**Your task:**
Tally the lines in the listing below that contain "dust" and report the tally alone.

**Records that describe figures:**
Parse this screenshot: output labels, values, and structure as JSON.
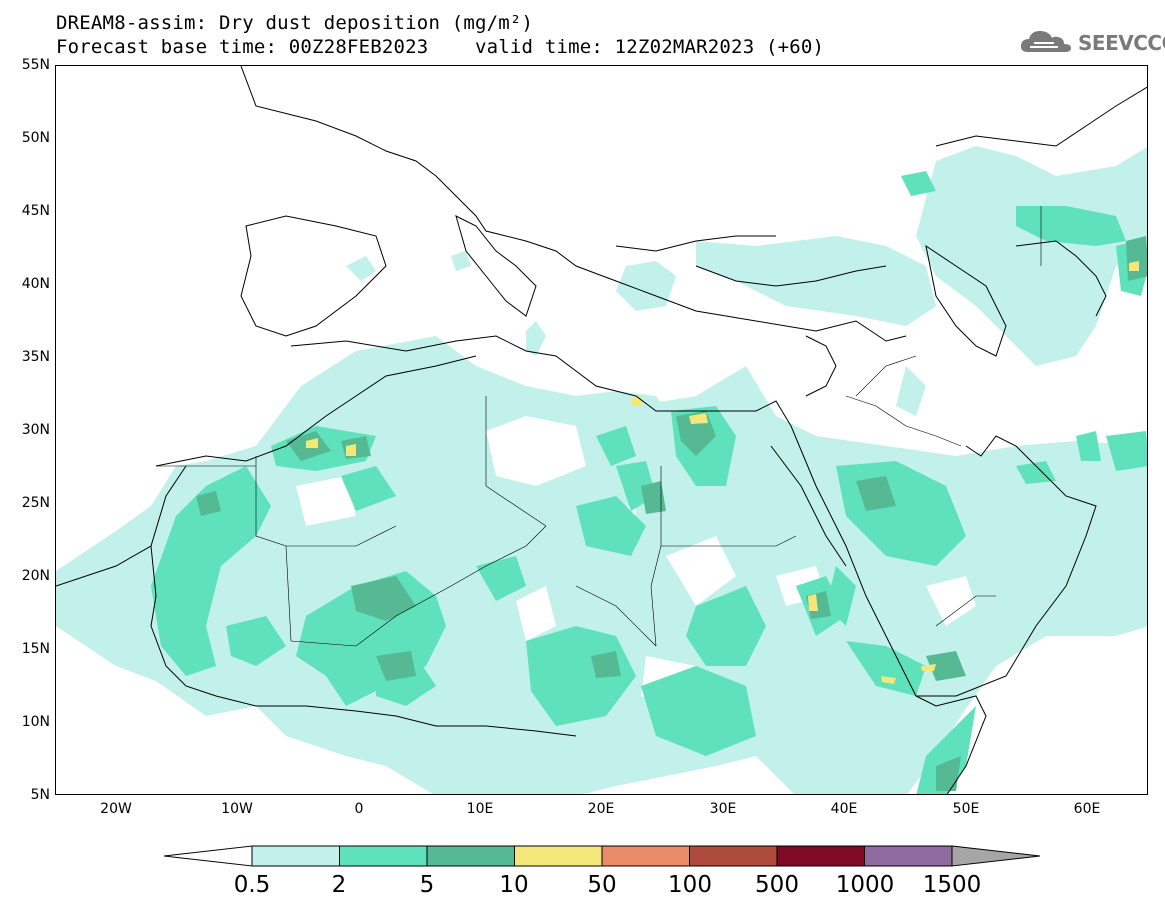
{
  "title": {
    "line1": "DREAM8-assim: Dry dust deposition (mg/m²)",
    "line2": "Forecast base time: 00Z28FEB2023    valid time: 12Z02MAR2023 (+60)"
  },
  "logo": {
    "text": "SEEVCCC",
    "icon": "cloud-icon"
  },
  "axes": {
    "lat_labels": [
      "55N",
      "50N",
      "45N",
      "40N",
      "35N",
      "30N",
      "25N",
      "20N",
      "15N",
      "10N",
      "5N"
    ],
    "lon_labels": [
      "20W",
      "10W",
      "0",
      "10E",
      "20E",
      "30E",
      "40E",
      "50E",
      "60E"
    ],
    "lat_range": [
      5,
      55
    ],
    "lon_range": [
      -25,
      65
    ]
  },
  "legend": {
    "labels": [
      "0.5",
      "2",
      "5",
      "10",
      "50",
      "100",
      "500",
      "1000",
      "1500"
    ],
    "colors": [
      "#c1f1ea",
      "#5fe2bb",
      "#55b994",
      "#f4e77a",
      "#ea8c68",
      "#ad4a3c",
      "#7e0a26",
      "#8e6aa0"
    ],
    "under_color": "#ffffff",
    "over_color": "#a6a6a6"
  },
  "map_data": {
    "variable": "Dry dust deposition",
    "units": "mg/m²",
    "region": "North Africa, Mediterranean and Middle East"
  }
}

**Task output:**
2